* [THE PROBLEM]
In the entries below, find the lines with the word "خانم" and copy them.

** Begin **

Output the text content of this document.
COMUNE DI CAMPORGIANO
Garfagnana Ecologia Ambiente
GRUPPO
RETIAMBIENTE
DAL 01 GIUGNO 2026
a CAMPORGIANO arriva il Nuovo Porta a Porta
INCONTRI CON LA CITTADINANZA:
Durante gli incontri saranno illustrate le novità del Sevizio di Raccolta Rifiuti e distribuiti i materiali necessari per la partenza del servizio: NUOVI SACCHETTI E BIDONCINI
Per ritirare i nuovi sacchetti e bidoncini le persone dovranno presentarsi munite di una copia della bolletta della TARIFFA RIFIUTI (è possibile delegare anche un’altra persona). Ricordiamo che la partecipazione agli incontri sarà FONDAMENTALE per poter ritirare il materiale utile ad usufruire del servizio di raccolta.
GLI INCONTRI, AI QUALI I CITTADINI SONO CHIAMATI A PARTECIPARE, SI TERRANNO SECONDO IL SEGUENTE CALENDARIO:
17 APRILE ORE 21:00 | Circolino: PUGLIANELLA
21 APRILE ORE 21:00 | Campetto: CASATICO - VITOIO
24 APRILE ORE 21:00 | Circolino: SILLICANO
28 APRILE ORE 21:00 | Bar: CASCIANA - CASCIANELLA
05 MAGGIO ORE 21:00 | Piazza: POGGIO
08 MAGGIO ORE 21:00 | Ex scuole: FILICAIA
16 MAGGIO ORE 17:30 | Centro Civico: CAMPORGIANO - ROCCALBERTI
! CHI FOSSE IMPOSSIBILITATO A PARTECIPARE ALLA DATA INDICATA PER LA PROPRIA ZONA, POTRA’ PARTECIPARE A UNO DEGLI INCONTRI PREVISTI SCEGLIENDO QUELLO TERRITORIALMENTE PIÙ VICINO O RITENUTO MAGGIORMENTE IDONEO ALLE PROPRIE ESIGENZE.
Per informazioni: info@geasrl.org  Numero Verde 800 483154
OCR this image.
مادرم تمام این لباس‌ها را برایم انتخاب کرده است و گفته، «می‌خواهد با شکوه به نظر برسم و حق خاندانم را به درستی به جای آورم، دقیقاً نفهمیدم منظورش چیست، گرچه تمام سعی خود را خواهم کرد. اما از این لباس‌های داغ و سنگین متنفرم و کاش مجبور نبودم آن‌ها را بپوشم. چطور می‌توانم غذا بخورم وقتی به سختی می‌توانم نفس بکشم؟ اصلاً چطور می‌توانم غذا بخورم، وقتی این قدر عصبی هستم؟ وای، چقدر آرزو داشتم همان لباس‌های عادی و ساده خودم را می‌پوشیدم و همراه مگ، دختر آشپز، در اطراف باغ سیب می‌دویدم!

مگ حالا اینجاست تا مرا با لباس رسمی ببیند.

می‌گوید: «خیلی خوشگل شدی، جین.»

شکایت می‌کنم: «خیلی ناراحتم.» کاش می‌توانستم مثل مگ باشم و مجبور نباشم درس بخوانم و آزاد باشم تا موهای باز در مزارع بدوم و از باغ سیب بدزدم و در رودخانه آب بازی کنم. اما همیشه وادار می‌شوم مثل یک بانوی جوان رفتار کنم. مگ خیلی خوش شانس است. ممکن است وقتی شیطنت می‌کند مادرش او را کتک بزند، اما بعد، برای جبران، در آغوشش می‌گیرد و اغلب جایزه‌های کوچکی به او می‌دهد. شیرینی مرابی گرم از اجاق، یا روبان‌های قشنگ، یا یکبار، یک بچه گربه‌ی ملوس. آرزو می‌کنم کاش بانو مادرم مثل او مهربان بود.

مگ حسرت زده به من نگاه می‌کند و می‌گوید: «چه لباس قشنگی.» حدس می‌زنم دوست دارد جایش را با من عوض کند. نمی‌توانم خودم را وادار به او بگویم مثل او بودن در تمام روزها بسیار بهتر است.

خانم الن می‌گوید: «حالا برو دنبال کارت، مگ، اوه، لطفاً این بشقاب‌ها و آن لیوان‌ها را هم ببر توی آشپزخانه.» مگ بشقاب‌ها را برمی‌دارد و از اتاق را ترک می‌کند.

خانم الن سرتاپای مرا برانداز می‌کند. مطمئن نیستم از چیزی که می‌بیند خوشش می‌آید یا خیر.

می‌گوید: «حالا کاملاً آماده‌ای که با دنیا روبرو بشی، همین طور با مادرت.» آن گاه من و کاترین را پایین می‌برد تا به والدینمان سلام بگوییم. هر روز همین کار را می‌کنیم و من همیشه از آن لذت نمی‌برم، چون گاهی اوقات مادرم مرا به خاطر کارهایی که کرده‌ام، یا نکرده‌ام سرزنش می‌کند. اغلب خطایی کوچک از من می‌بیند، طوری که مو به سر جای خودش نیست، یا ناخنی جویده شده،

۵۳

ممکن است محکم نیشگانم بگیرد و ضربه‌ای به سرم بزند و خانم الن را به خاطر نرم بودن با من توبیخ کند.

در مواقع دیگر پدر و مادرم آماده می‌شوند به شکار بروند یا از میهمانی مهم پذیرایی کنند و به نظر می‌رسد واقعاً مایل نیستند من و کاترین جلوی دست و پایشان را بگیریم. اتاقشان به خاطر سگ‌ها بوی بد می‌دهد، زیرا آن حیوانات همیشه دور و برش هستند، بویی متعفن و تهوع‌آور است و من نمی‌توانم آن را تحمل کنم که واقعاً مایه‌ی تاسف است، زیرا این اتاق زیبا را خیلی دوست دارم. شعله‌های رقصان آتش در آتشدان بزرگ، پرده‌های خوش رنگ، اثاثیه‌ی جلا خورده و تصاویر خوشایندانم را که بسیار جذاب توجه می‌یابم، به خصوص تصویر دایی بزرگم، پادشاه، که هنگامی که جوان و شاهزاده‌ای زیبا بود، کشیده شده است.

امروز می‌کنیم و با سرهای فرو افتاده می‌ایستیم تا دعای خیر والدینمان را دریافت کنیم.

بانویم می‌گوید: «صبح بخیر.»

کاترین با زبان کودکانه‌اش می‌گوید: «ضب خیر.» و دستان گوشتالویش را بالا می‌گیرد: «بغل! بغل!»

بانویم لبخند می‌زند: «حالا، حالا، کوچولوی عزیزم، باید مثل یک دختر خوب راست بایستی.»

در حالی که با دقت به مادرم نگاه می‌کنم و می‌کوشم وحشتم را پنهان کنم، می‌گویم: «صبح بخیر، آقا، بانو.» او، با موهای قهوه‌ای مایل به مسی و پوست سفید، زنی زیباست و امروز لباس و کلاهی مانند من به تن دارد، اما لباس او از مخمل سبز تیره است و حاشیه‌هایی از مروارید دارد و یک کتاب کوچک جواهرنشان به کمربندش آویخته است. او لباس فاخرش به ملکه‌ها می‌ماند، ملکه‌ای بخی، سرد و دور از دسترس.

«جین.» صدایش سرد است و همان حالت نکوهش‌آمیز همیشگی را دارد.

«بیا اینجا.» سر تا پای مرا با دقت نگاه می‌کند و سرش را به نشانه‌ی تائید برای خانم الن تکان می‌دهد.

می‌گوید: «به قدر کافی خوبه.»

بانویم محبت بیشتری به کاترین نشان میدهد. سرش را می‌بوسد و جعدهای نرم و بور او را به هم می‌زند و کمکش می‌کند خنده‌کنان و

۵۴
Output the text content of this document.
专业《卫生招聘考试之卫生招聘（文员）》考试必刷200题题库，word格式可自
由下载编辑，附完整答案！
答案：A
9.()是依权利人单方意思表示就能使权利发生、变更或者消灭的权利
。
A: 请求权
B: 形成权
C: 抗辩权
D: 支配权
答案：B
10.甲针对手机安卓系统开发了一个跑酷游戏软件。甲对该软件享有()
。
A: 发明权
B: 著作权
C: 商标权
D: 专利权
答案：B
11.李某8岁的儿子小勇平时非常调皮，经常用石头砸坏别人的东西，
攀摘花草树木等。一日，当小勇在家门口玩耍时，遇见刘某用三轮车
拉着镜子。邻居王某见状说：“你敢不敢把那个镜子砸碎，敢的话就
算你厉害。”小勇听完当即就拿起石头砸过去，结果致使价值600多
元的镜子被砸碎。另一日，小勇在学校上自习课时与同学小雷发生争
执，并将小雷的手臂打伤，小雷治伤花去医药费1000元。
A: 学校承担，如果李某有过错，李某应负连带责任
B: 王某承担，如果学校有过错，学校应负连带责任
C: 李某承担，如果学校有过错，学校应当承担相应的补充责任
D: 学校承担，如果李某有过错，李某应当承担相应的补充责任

** End **

* [OUTPUT]
خانم الن می‌گوید: «حالا برو دنبال کارت، مگ، اوه، لطفاً این بشقاب‌ها و آن لیوان‌ها را هم ببر توی آشپزخانه.» مگ بشقاب‌ها را برمی‌دارد و از اتاق را ترک می‌کند.
خانم الن سرتاپای مرا برانداز می‌کند. مطمئن نیستم از چیزی که می‌بیند خوشش می‌آید یا خیر.
ممکن است محکم نیشگانم بگیرد و ضربه‌ای به سرم بزند و خانم الن را به خاطر نرم بودن با من توبیخ کند.
«بیا اینجا.» سر تا پای مرا با دقت نگاه می‌کند و سرش را به نشانه‌ی تائید برای خانم الن تکان می‌دهد.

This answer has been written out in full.